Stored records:
** START **
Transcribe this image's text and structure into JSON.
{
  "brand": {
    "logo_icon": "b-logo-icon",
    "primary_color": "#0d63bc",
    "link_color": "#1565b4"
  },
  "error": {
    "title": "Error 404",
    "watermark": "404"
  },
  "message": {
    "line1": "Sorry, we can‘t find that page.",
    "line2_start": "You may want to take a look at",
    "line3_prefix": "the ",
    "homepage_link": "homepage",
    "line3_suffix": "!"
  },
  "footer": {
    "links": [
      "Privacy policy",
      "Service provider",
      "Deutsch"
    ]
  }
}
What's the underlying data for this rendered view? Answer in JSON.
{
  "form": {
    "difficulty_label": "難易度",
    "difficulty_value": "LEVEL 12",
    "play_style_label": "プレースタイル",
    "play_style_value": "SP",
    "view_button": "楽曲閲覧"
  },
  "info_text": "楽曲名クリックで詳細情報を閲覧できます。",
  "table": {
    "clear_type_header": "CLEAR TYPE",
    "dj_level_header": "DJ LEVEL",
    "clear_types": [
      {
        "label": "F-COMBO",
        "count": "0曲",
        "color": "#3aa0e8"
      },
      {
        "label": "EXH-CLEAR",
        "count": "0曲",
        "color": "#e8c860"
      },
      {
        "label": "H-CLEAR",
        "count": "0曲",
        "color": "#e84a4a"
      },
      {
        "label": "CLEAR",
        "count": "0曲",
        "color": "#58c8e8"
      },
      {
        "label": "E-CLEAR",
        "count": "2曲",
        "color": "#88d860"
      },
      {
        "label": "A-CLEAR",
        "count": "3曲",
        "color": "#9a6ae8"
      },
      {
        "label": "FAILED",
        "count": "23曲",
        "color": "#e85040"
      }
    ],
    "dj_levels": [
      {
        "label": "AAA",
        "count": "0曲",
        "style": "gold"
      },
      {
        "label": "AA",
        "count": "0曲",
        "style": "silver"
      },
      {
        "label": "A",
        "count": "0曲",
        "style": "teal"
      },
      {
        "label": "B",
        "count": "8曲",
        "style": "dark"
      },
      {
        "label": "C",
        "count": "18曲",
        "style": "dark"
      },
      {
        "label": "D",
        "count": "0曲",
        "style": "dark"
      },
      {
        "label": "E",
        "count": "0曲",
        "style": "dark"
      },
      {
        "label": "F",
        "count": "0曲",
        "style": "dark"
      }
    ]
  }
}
** END **
Every entry above should be retyped exactly as shown.

WRITTEN ANSWER:
Transcribe this image's text and structure into JSON.
{
  "brand": {
    "logo_icon": "b-logo-icon",
    "primary_color": "#0d63bc",
    "link_color": "#1565b4"
  },
  "error": {
    "title": "Error 404",
    "watermark": "404"
  },
  "message": {
    "line1": "Sorry, we can‘t find that page.",
    "line2_start": "You may want to take a look at",
    "line3_prefix": "the ",
    "homepage_link": "homepage",
    "line3_suffix": "!"
  },
  "footer": {
    "links": [
      "Privacy policy",
      "Service provider",
      "Deutsch"
    ]
  }
}
What's the underlying data for this rendered view? Answer in JSON.
{
  "form": {
    "difficulty_label": "難易度",
    "difficulty_value": "LEVEL 12",
    "play_style_label": "プレースタイル",
    "play_style_value": "SP",
    "view_button": "楽曲閲覧"
  },
  "info_text": "楽曲名クリックで詳細情報を閲覧できます。",
  "table": {
    "clear_type_header": "CLEAR TYPE",
    "dj_level_header": "DJ LEVEL",
    "clear_types": [
      {
        "label": "F-COMBO",
        "count": "0曲",
        "color": "#3aa0e8"
      },
      {
        "label": "EXH-CLEAR",
        "count": "0曲",
        "color": "#e8c860"
      },
      {
        "label": "H-CLEAR",
        "count": "0曲",
        "color": "#e84a4a"
      },
      {
        "label": "CLEAR",
        "count": "0曲",
        "color": "#58c8e8"
      },
      {
        "label": "E-CLEAR",
        "count": "2曲",
        "color": "#88d860"
      },
      {
        "label": "A-CLEAR",
        "count": "3曲",
        "color": "#9a6ae8"
      },
      {
        "label": "FAILED",
        "count": "23曲",
        "color": "#e85040"
      }
    ],
    "dj_levels": [
      {
        "label": "AAA",
        "count": "0曲",
        "style": "gold"
      },
      {
        "label": "AA",
        "count": "0曲",
        "style": "silver"
      },
      {
        "label": "A",
        "count": "0曲",
        "style": "teal"
      },
      {
        "label": "B",
        "count": "8曲",
        "style": "dark"
      },
      {
        "label": "C",
        "count": "18曲",
        "style": "dark"
      },
      {
        "label": "D",
        "count": "0曲",
        "style": "dark"
      },
      {
        "label": "E",
        "count": "0曲",
        "style": "dark"
      },
      {
        "label": "F",
        "count": "0曲",
        "style": "dark"
      }
    ]
  }
}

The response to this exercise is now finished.